= Exercise aim =
Give every line of the material again, exactly as written.

+--

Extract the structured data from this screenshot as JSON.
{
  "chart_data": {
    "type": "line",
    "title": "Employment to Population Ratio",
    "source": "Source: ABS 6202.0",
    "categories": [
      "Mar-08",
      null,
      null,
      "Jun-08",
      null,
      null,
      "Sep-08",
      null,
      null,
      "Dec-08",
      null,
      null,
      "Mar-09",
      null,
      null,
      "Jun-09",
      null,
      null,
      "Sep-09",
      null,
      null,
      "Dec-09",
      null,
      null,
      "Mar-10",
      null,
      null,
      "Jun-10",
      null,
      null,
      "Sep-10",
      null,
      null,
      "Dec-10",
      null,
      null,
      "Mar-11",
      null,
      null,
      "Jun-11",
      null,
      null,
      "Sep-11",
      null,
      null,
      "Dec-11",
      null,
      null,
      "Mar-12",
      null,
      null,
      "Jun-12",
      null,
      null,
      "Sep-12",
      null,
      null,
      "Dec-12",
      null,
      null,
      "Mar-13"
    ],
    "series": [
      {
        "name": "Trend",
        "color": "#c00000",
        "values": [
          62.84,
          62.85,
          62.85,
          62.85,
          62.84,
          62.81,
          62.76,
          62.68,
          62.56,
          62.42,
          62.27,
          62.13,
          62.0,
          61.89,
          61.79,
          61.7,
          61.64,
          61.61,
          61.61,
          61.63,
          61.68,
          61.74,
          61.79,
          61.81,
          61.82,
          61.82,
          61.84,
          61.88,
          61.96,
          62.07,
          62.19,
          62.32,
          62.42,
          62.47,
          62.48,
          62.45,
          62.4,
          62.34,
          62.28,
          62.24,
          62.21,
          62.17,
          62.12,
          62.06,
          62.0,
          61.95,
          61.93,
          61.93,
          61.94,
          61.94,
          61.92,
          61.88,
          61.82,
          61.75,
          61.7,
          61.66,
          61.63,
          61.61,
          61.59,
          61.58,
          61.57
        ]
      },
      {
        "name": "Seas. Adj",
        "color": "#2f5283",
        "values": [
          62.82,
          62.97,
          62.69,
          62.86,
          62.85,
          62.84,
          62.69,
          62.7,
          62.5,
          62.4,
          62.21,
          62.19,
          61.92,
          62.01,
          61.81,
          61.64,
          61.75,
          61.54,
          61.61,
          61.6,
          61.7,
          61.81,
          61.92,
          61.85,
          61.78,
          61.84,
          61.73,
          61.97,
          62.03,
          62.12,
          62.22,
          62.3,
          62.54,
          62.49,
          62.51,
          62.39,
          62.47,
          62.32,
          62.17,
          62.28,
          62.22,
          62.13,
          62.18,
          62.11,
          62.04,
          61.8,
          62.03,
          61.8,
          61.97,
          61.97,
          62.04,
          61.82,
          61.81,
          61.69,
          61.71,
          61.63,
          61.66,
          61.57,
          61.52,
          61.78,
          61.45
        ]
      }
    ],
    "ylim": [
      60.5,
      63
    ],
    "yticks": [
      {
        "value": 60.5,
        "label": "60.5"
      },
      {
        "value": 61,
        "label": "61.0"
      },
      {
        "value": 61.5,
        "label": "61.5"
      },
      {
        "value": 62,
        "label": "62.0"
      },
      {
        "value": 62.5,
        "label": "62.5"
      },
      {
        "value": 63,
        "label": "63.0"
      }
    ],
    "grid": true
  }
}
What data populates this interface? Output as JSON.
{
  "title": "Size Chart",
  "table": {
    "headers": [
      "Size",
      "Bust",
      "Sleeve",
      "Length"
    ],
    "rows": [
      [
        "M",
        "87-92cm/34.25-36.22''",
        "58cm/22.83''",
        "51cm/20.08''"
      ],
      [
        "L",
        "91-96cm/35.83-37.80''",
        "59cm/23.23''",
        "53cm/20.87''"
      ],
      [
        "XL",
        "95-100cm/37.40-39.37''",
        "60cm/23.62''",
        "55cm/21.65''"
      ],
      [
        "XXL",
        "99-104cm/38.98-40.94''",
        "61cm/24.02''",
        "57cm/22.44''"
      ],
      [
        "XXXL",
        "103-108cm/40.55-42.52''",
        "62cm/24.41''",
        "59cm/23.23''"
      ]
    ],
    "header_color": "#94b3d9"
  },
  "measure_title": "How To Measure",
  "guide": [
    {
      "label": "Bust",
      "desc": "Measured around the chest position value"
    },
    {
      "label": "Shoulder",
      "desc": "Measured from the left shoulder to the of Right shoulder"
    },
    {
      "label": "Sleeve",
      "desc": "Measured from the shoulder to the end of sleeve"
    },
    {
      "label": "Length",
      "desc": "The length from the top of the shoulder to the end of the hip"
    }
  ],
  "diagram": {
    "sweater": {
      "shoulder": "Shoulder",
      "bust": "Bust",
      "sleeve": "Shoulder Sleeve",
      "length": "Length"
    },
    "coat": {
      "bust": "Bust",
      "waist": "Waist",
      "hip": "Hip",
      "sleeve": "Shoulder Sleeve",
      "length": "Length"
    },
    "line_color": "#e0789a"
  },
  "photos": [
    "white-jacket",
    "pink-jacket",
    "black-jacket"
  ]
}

+--

= Answer for this exercise =
Extract the structured data from this screenshot as JSON.
{
  "chart_data": {
    "type": "line",
    "title": "Employment to Population Ratio",
    "source": "Source: ABS 6202.0",
    "categories": [
      "Mar-08",
      null,
      null,
      "Jun-08",
      null,
      null,
      "Sep-08",
      null,
      null,
      "Dec-08",
      null,
      null,
      "Mar-09",
      null,
      null,
      "Jun-09",
      null,
      null,
      "Sep-09",
      null,
      null,
      "Dec-09",
      null,
      null,
      "Mar-10",
      null,
      null,
      "Jun-10",
      null,
      null,
      "Sep-10",
      null,
      null,
      "Dec-10",
      null,
      null,
      "Mar-11",
      null,
      null,
      "Jun-11",
      null,
      null,
      "Sep-11",
      null,
      null,
      "Dec-11",
      null,
      null,
      "Mar-12",
      null,
      null,
      "Jun-12",
      null,
      null,
      "Sep-12",
      null,
      null,
      "Dec-12",
      null,
      null,
      "Mar-13"
    ],
    "series": [
      {
        "name": "Trend",
        "color": "#c00000",
        "values": [
          62.84,
          62.85,
          62.85,
          62.85,
          62.84,
          62.81,
          62.76,
          62.68,
          62.56,
          62.42,
          62.27,
          62.13,
          62.0,
          61.89,
          61.79,
          61.7,
          61.64,
          61.61,
          61.61,
          61.63,
          61.68,
          61.74,
          61.79,
          61.81,
          61.82,
          61.82,
          61.84,
          61.88,
          61.96,
          62.07,
          62.19,
          62.32,
          62.42,
          62.47,
          62.48,
          62.45,
          62.4,
          62.34,
          62.28,
          62.24,
          62.21,
          62.17,
          62.12,
          62.06,
          62.0,
          61.95,
          61.93,
          61.93,
          61.94,
          61.94,
          61.92,
          61.88,
          61.82,
          61.75,
          61.7,
          61.66,
          61.63,
          61.61,
          61.59,
          61.58,
          61.57
        ]
      },
      {
        "name": "Seas. Adj",
        "color": "#2f5283",
        "values": [
          62.82,
          62.97,
          62.69,
          62.86,
          62.85,
          62.84,
          62.69,
          62.7,
          62.5,
          62.4,
          62.21,
          62.19,
          61.92,
          62.01,
          61.81,
          61.64,
          61.75,
          61.54,
          61.61,
          61.6,
          61.7,
          61.81,
          61.92,
          61.85,
          61.78,
          61.84,
          61.73,
          61.97,
          62.03,
          62.12,
          62.22,
          62.3,
          62.54,
          62.49,
          62.51,
          62.39,
          62.47,
          62.32,
          62.17,
          62.28,
          62.22,
          62.13,
          62.18,
          62.11,
          62.04,
          61.8,
          62.03,
          61.8,
          61.97,
          61.97,
          62.04,
          61.82,
          61.81,
          61.69,
          61.71,
          61.63,
          61.66,
          61.57,
          61.52,
          61.78,
          61.45
        ]
      }
    ],
    "ylim": [
      60.5,
      63
    ],
    "yticks": [
      {
        "value": 60.5,
        "label": "60.5"
      },
      {
        "value": 61,
        "label": "61.0"
      },
      {
        "value": 61.5,
        "label": "61.5"
      },
      {
        "value": 62,
        "label": "62.0"
      },
      {
        "value": 62.5,
        "label": "62.5"
      },
      {
        "value": 63,
        "label": "63.0"
      }
    ],
    "grid": true
  }
}
What data populates this interface? Output as JSON.
{
  "title": "Size Chart",
  "table": {
    "headers": [
      "Size",
      "Bust",
      "Sleeve",
      "Length"
    ],
    "rows": [
      [
        "M",
        "87-92cm/34.25-36.22''",
        "58cm/22.83''",
        "51cm/20.08''"
      ],
      [
        "L",
        "91-96cm/35.83-37.80''",
        "59cm/23.23''",
        "53cm/20.87''"
      ],
      [
        "XL",
        "95-100cm/37.40-39.37''",
        "60cm/23.62''",
        "55cm/21.65''"
      ],
      [
        "XXL",
        "99-104cm/38.98-40.94''",
        "61cm/24.02''",
        "57cm/22.44''"
      ],
      [
        "XXXL",
        "103-108cm/40.55-42.52''",
        "62cm/24.41''",
        "59cm/23.23''"
      ]
    ],
    "header_color": "#94b3d9"
  },
  "measure_title": "How To Measure",
  "guide": [
    {
      "label": "Bust",
      "desc": "Measured around the chest position value"
    },
    {
      "label": "Shoulder",
      "desc": "Measured from the left shoulder to the of Right shoulder"
    },
    {
      "label": "Sleeve",
      "desc": "Measured from the shoulder to the end of sleeve"
    },
    {
      "label": "Length",
      "desc": "The length from the top of the shoulder to the end of the hip"
    }
  ],
  "diagram": {
    "sweater": {
      "shoulder": "Shoulder",
      "bust": "Bust",
      "sleeve": "Shoulder Sleeve",
      "length": "Length"
    },
    "coat": {
      "bust": "Bust",
      "waist": "Waist",
      "hip": "Hip",
      "sleeve": "Shoulder Sleeve",
      "length": "Length"
    },
    "line_color": "#e0789a"
  },
  "photos": [
    "white-jacket",
    "pink-jacket",
    "black-jacket"
  ]
}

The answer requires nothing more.